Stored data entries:
[Begin]

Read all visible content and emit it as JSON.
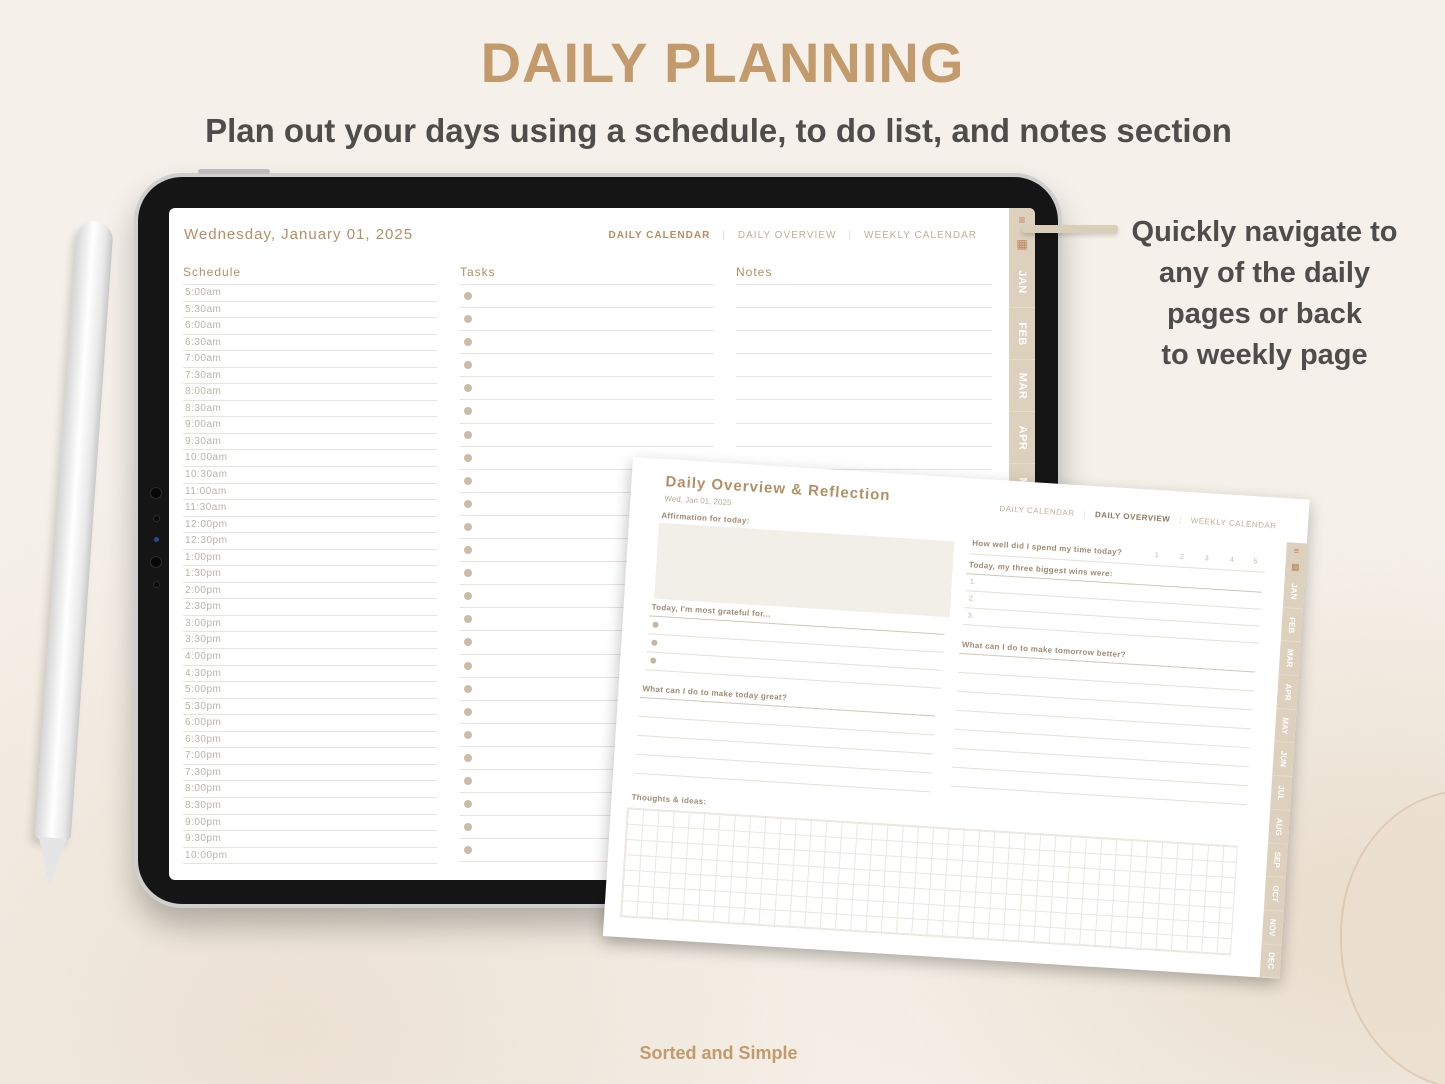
{
  "marketing": {
    "headline": "DAILY PLANNING",
    "subheadline": "Plan out your days using a schedule, to do list, and notes section",
    "callout_lines": [
      "Quickly navigate to",
      "any of the daily",
      "pages or back",
      "to weekly page"
    ],
    "footer": "Sorted and Simple"
  },
  "daily_page": {
    "date": "Wednesday, January 01, 2025",
    "nav": [
      {
        "label": "DAILY CALENDAR",
        "active": true
      },
      {
        "label": "DAILY OVERVIEW",
        "active": false
      },
      {
        "label": "WEEKLY CALENDAR",
        "active": false
      }
    ],
    "nav_separator": "|",
    "schedule_heading": "Schedule",
    "tasks_heading": "Tasks",
    "notes_heading": "Notes",
    "schedule_times": [
      "5:00am",
      "5:30am",
      "6:00am",
      "6:30am",
      "7:00am",
      "7:30am",
      "8:00am",
      "8:30am",
      "9:00am",
      "9:30am",
      "10:00am",
      "10:30am",
      "11:00am",
      "11:30am",
      "12:00pm",
      "12:30pm",
      "1:00pm",
      "1:30pm",
      "2:00pm",
      "2:30pm",
      "3:00pm",
      "3:30pm",
      "4:00pm",
      "4:30pm",
      "5:00pm",
      "5:30pm",
      "6:00pm",
      "6:30pm",
      "7:00pm",
      "7:30pm",
      "8:00pm",
      "8:30pm",
      "9:00pm",
      "9:30pm",
      "10:00pm"
    ],
    "task_row_count": 25,
    "note_row_count": 25
  },
  "side_tabs": {
    "menu_icon": "≡",
    "calendar_icon": "▦",
    "months": [
      "JAN",
      "FEB",
      "MAR",
      "APR",
      "MAY",
      "JUN",
      "JUL",
      "AUG",
      "SEP",
      "OCT",
      "NOV",
      "DEC"
    ]
  },
  "overview_page": {
    "title": "Daily Overview & Reflection",
    "date": "Wed, Jan 01, 2025",
    "nav": [
      {
        "label": "DAILY CALENDAR",
        "active": false
      },
      {
        "label": "DAILY OVERVIEW",
        "active": true
      },
      {
        "label": "WEEKLY CALENDAR",
        "active": false
      }
    ],
    "affirmation_label": "Affirmation for today:",
    "grateful_label": "Today, I'm most grateful for...",
    "today_great_label": "What can I do to make today great?",
    "thoughts_label": "Thoughts & ideas:",
    "time_rating_label": "How well did I spend my time today?",
    "rating_scale": [
      "1",
      "2",
      "3",
      "4",
      "5"
    ],
    "wins_label": "Today, my three biggest wins were:",
    "wins_numbers": [
      "1.",
      "2.",
      "3."
    ],
    "tomorrow_label": "What can I do to make tomorrow better?"
  },
  "colors": {
    "accent": "#c39a6b",
    "tab_bar": "#ddd0bd",
    "text_dark": "#4f4d4c"
  }
}
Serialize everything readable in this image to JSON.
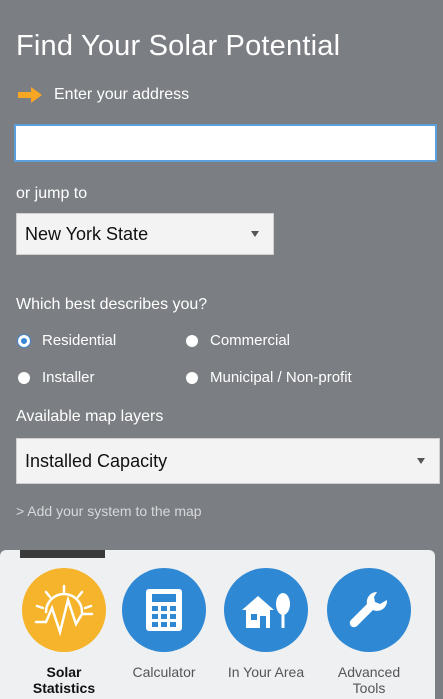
{
  "title": "Find Your Solar Potential",
  "address": {
    "label": "Enter your address",
    "value": "",
    "placeholder": ""
  },
  "jump": {
    "label": "or jump to",
    "selected": "New York State"
  },
  "describe": {
    "label": "Which best describes you?",
    "options": [
      "Residential",
      "Commercial",
      "Installer",
      "Municipal / Non-profit"
    ],
    "selected": "Residential"
  },
  "layers": {
    "label": "Available map layers",
    "selected": "Installed Capacity"
  },
  "add_link": "> Add your system to the map",
  "tools": [
    {
      "label": "Solar\nStatistics",
      "icon": "solar-statistics-icon",
      "color": "#f5b42c",
      "active": true
    },
    {
      "label": "Calculator",
      "icon": "calculator-icon",
      "color": "#2f88d3",
      "active": false
    },
    {
      "label": "In Your Area",
      "icon": "house-tree-icon",
      "color": "#2f88d3",
      "active": false
    },
    {
      "label": "Advanced Tools",
      "icon": "wrench-icon",
      "color": "#2f88d3",
      "active": false
    }
  ],
  "colors": {
    "background": "#7b7e82",
    "accent_orange": "#f5b42c",
    "accent_blue": "#2f88d3"
  }
}
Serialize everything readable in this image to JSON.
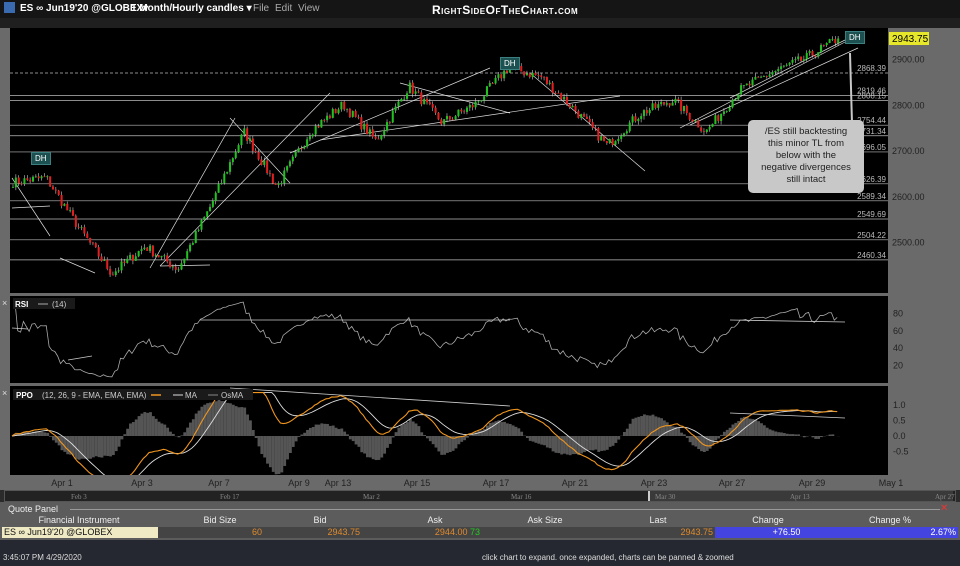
{
  "title_bar": {
    "symbol": "ES ∞ Jun19'20 @GLOBEX▾",
    "timeframe": "1 Month/Hourly candles ▾",
    "menu": [
      "File",
      "Edit",
      "View"
    ],
    "logo": "RightSideOfTheChart.com"
  },
  "price_panel": {
    "last_price_tag": "2943.75",
    "axis_ticks": [
      "2900.00",
      "2800.00",
      "2700.00",
      "2600.00",
      "2500.00"
    ],
    "levels": [
      {
        "value": "2868.39",
        "style": "dashed"
      },
      {
        "value": "2819.46"
      },
      {
        "value": "2808.15"
      },
      {
        "value": "2754.44"
      },
      {
        "value": "2731.34"
      },
      {
        "value": "2696.05"
      },
      {
        "value": "2626.39"
      },
      {
        "value": "2589.34"
      },
      {
        "value": "2549.69"
      },
      {
        "value": "2504.22"
      },
      {
        "value": "2460.34"
      }
    ],
    "dh_labels": [
      "DH",
      "DH",
      "DH"
    ],
    "annotation": [
      "/ES still backtesting",
      "this minor TL from",
      "below with the",
      "negative divergences",
      "still intact"
    ],
    "colors": {
      "up": "#22c022",
      "down": "#e02020",
      "last_tag": "#e6e62a"
    }
  },
  "rsi_panel": {
    "label": "RSI",
    "param": "(14)",
    "axis_ticks": [
      "80",
      "60",
      "40",
      "20"
    ]
  },
  "ppo_panel": {
    "label": "PPO",
    "params": "(12, 26, 9 - EMA, EMA, EMA)",
    "legend": [
      "MA",
      "OsMA"
    ],
    "axis_ticks": [
      "1.0",
      "0.5",
      "0.0",
      "-0.5"
    ],
    "colors": {
      "ppo": "#f0961e",
      "ma": "#dddddd"
    }
  },
  "x_axis": {
    "labels": [
      "Apr 1",
      "Apr 3",
      "Apr 7",
      "Apr 9",
      "Apr 13",
      "Apr 15",
      "Apr 17",
      "Apr 21",
      "Apr 23",
      "Apr 27",
      "Apr 29",
      "May 1"
    ]
  },
  "scroller": {
    "labels": [
      "Feb 3",
      "Feb 17",
      "Mar 2",
      "Mar 16",
      "Mar 30",
      "Apr 13",
      "Apr 27"
    ]
  },
  "chart_data": {
    "type": "candlestick",
    "y_range": [
      2393,
      2970
    ],
    "price_path": [
      2630,
      2640,
      2530,
      2430,
      2490,
      2440,
      2580,
      2740,
      2620,
      2740,
      2800,
      2720,
      2840,
      2760,
      2800,
      2880,
      2860,
      2790,
      2710,
      2780,
      2810,
      2740,
      2830,
      2870,
      2900,
      2943.75
    ]
  },
  "quote_panel": {
    "title": "Quote Panel",
    "headers": [
      "Financial Instrument",
      "Bid Size",
      "Bid",
      "Ask",
      "Ask Size",
      "Last",
      "Change",
      "Change %"
    ],
    "row": {
      "instrument": "ES ∞ Jun19'20 @GLOBEX",
      "bid_size": "60",
      "bid": "2943.75",
      "ask": "2944.00",
      "ask_size_inline": "73",
      "last": "2943.75",
      "change": "+76.50",
      "change_pct": "2.67%"
    }
  },
  "status": {
    "time": "3:45:07 PM 4/29/2020",
    "message": "click chart to expand. once expanded, charts can be panned & zoomed"
  }
}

[End]

Show the lines of the records that include the string "GLOBEX".

Result for this exercise:
    "symbol": "ES ∞ Jun19'20 @GLOBEX▾",
      "instrument": "ES ∞ Jun19'20 @GLOBEX",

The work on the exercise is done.